start Data section

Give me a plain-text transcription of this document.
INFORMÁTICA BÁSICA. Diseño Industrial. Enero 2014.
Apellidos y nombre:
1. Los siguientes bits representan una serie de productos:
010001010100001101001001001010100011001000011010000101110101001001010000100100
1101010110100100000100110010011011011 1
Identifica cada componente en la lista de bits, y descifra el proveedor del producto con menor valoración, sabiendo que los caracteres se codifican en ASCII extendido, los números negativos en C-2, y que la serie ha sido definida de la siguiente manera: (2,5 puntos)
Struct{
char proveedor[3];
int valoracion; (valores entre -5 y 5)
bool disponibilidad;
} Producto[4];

end Data section

» Written task:
From the entries above, pull out each line that includes "proveedor".

» Written solution:
Identifica cada componente en la lista de bits, y descifra el proveedor del producto con menor valoración, sabiendo que los caracteres se codifican en ASCII extendido, los números negativos en C-2, y que la serie ha sido definida de la siguiente manera: (2,5 puntos)
char proveedor[3];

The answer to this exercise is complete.